- Aim:
Reproduce verbatim everything from the first of the rows below down through the row containing "Localize all elements.". Leave the pictures out of your answer.

──────────

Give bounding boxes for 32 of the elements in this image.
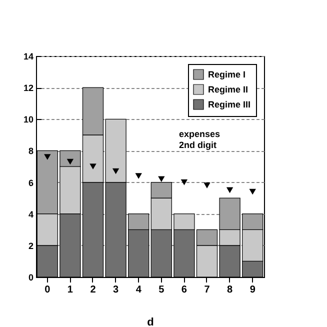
x-tick-label: 1 bbox=[67, 284, 74, 296]
y-tick-label: 0 bbox=[28, 272, 34, 282]
y-tick-label: 14 bbox=[23, 52, 34, 62]
x-tick-label: 3 bbox=[113, 284, 120, 296]
point bbox=[44, 154, 51, 160]
x-tick-label: 7 bbox=[204, 284, 210, 296]
x-tick-label: 4 bbox=[136, 284, 142, 296]
annotation: expenses 2nd digit bbox=[179, 129, 220, 150]
point bbox=[90, 164, 96, 170]
legend-label: Regime II bbox=[208, 84, 248, 94]
point bbox=[158, 176, 165, 182]
point bbox=[112, 168, 120, 174]
y-tick-label: 8 bbox=[28, 146, 34, 156]
point bbox=[226, 187, 234, 194]
x-tick-label: 0 bbox=[44, 284, 51, 296]
point bbox=[204, 182, 210, 188]
y-tick-label: 10 bbox=[23, 114, 34, 125]
x-tick-label: 8 bbox=[227, 284, 234, 296]
legend-label: Regime III bbox=[208, 100, 251, 110]
point bbox=[135, 173, 142, 179]
legend-label: Regime I bbox=[208, 70, 246, 80]
x-tick-label: 2 bbox=[90, 284, 96, 296]
x-tick-label: 6 bbox=[181, 284, 188, 296]
y-tick-label: 4 bbox=[28, 209, 34, 220]
y-tick-label: 6 bbox=[28, 178, 34, 188]
y-tick-label: 2 bbox=[28, 240, 34, 251]
point bbox=[180, 179, 188, 186]
x-axis-title: d bbox=[147, 316, 154, 327]
y-tick-label: 12 bbox=[23, 83, 34, 94]
point bbox=[249, 188, 256, 195]
x-tick-label: 5 bbox=[158, 284, 165, 296]
x-tick-label: 9 bbox=[250, 284, 256, 296]
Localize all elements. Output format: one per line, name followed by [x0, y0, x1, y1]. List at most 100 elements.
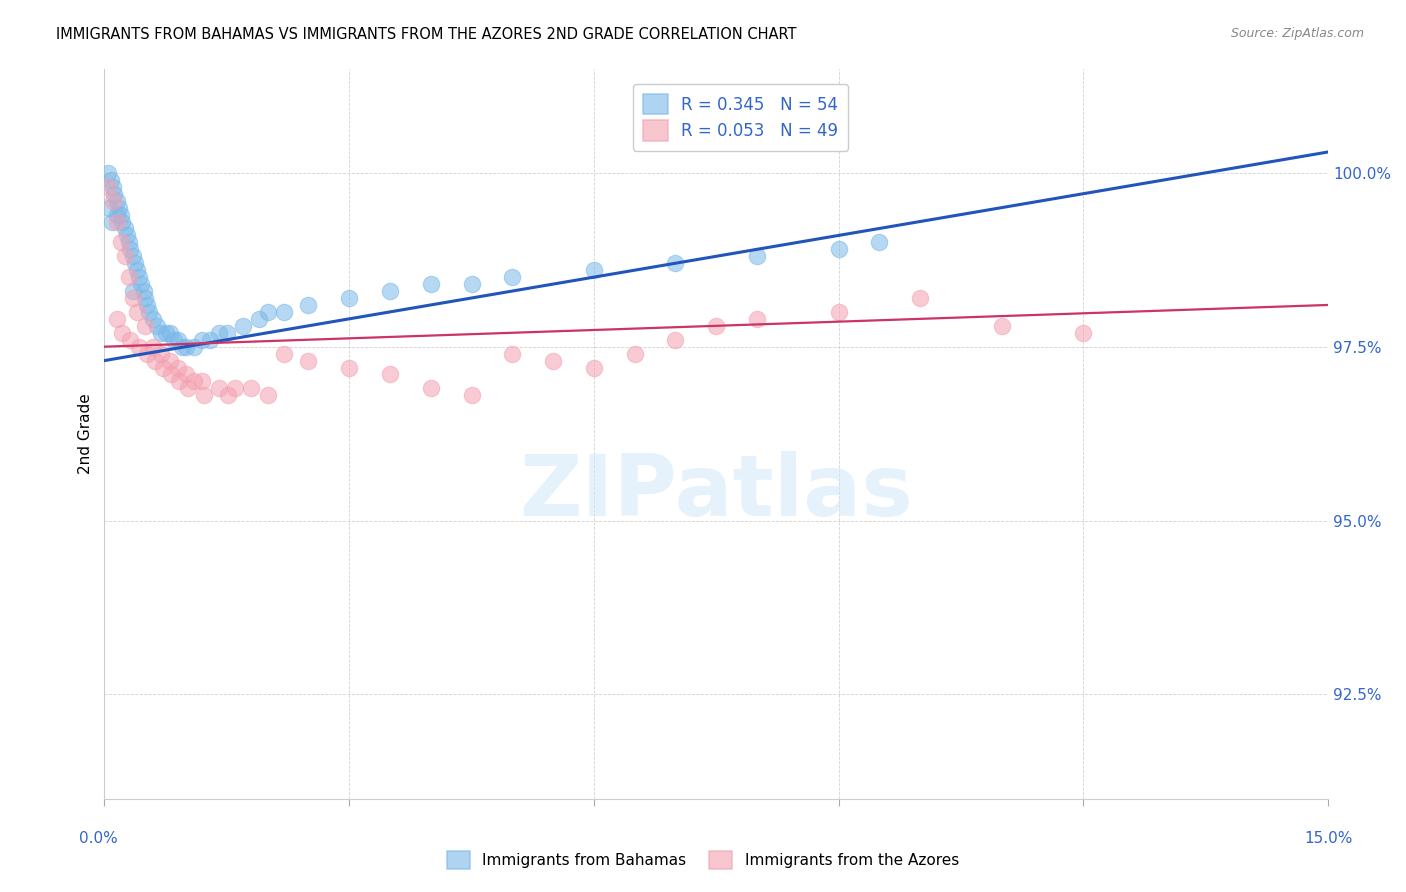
Point	[115, 228, 138, 243]
Point	[128, 340, 150, 354]
Point	[128, 270, 150, 285]
Point	[152, 360, 174, 375]
Point	[191, 333, 214, 347]
Point	[745, 249, 768, 263]
Point	[232, 318, 254, 333]
Point	[908, 291, 931, 305]
Point	[200, 333, 222, 347]
Point	[134, 318, 156, 333]
Point	[101, 194, 124, 208]
Point	[108, 201, 131, 215]
Point	[582, 360, 605, 375]
Point	[541, 353, 564, 368]
Point	[105, 194, 128, 208]
Point	[247, 311, 270, 326]
Point	[103, 186, 125, 201]
Point	[143, 353, 166, 368]
Point	[118, 235, 141, 250]
Point	[125, 263, 148, 277]
Point	[97, 166, 120, 180]
Point	[122, 284, 145, 298]
Point	[101, 179, 124, 194]
Point	[111, 326, 134, 340]
Point	[174, 340, 197, 354]
Point	[100, 214, 122, 228]
Point	[110, 208, 132, 222]
Point	[256, 388, 278, 402]
Point	[166, 360, 188, 375]
Point	[664, 256, 686, 270]
Point	[1073, 326, 1095, 340]
Point	[623, 346, 645, 360]
Point	[125, 305, 148, 319]
Point	[114, 249, 136, 263]
Point	[273, 305, 295, 319]
Point	[460, 388, 482, 402]
Text: Source: ZipAtlas.com: Source: ZipAtlas.com	[1230, 27, 1364, 40]
Point	[582, 263, 605, 277]
Point	[98, 201, 121, 215]
Point	[827, 243, 849, 257]
Text: 0.0%: 0.0%	[79, 831, 118, 846]
Point	[256, 305, 278, 319]
Point	[217, 388, 239, 402]
Point	[146, 318, 169, 333]
Point	[419, 381, 441, 395]
Point	[297, 298, 319, 312]
Point	[100, 173, 122, 187]
Point	[166, 333, 188, 347]
Point	[337, 360, 360, 375]
Point	[183, 375, 205, 389]
Point	[120, 243, 142, 257]
Text: IMMIGRANTS FROM BAHAMAS VS IMMIGRANTS FROM THE AZORES 2ND GRADE CORRELATION CHAR: IMMIGRANTS FROM BAHAMAS VS IMMIGRANTS FR…	[56, 27, 797, 42]
Point	[105, 214, 128, 228]
Point	[110, 235, 132, 250]
Point	[176, 381, 198, 395]
Point	[169, 375, 191, 389]
Point	[868, 235, 890, 250]
Point	[111, 214, 134, 228]
Point	[150, 346, 173, 360]
Point	[134, 291, 156, 305]
Point	[664, 333, 686, 347]
Point	[155, 326, 177, 340]
Point	[207, 381, 229, 395]
Point	[135, 298, 157, 312]
Point	[118, 270, 141, 285]
Text: ZIPatlas: ZIPatlas	[519, 450, 912, 533]
Point	[135, 346, 157, 360]
Point	[160, 368, 183, 382]
Point	[124, 256, 146, 270]
Text: 15.0%: 15.0%	[1305, 831, 1353, 846]
Point	[215, 326, 238, 340]
Point	[191, 375, 214, 389]
Point	[193, 388, 215, 402]
Point	[132, 284, 155, 298]
Point	[122, 249, 145, 263]
Point	[501, 346, 523, 360]
Point	[183, 340, 205, 354]
Point	[991, 318, 1014, 333]
Point	[138, 305, 160, 319]
Point	[174, 368, 197, 382]
Point	[704, 318, 727, 333]
Point	[273, 346, 295, 360]
Point	[378, 284, 401, 298]
Legend: R = 0.345   N = 54, R = 0.053   N = 49: R = 0.345 N = 54, R = 0.053 N = 49	[633, 84, 848, 151]
Point	[122, 291, 145, 305]
Point	[460, 277, 482, 291]
Point	[337, 291, 360, 305]
Point	[207, 326, 229, 340]
Point	[105, 311, 128, 326]
Point	[159, 353, 181, 368]
Point	[107, 208, 129, 222]
Point	[240, 381, 263, 395]
Point	[150, 326, 173, 340]
Point	[159, 326, 181, 340]
Point	[129, 277, 152, 291]
Point	[827, 305, 849, 319]
Point	[501, 270, 523, 285]
Point	[142, 340, 165, 354]
Point	[114, 221, 136, 235]
Point	[378, 368, 401, 382]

──────────

- Task result:
Give bounding boxes for 32 of the elements in this image.
x-tick-label: 1 bbox=[67, 284, 74, 296]
y-tick-label: 0 bbox=[28, 272, 34, 282]
y-tick-label: 14 bbox=[23, 52, 34, 62]
x-tick-label: 3 bbox=[113, 284, 120, 296]
point bbox=[44, 154, 51, 160]
x-tick-label: 7 bbox=[204, 284, 210, 296]
x-tick-label: 4 bbox=[136, 284, 142, 296]
annotation: expenses 2nd digit bbox=[179, 129, 220, 150]
point bbox=[90, 164, 96, 170]
legend-label: Regime II bbox=[208, 84, 248, 94]
point bbox=[158, 176, 165, 182]
point bbox=[112, 168, 120, 174]
y-tick-label: 8 bbox=[28, 146, 34, 156]
point bbox=[226, 187, 234, 194]
x-tick-label: 0 bbox=[44, 284, 51, 296]
point bbox=[204, 182, 210, 188]
y-tick-label: 10 bbox=[23, 114, 34, 125]
x-tick-label: 8 bbox=[227, 284, 234, 296]
legend-label: Regime III bbox=[208, 100, 251, 110]
point bbox=[135, 173, 142, 179]
legend-label: Regime I bbox=[208, 70, 246, 80]
x-tick-label: 2 bbox=[90, 284, 96, 296]
x-tick-label: 6 bbox=[181, 284, 188, 296]
y-tick-label: 4 bbox=[28, 209, 34, 220]
y-tick-label: 6 bbox=[28, 178, 34, 188]
y-tick-label: 2 bbox=[28, 240, 34, 251]
point bbox=[180, 179, 188, 186]
x-axis-title: d bbox=[147, 316, 154, 327]
y-tick-label: 12 bbox=[23, 83, 34, 94]
point bbox=[249, 188, 256, 195]
x-tick-label: 5 bbox=[158, 284, 165, 296]
x-tick-label: 9 bbox=[250, 284, 256, 296]
Localize all elements. Output format: one per line, name followed by [x0, y0, x1, y1]. List at most 100 elements.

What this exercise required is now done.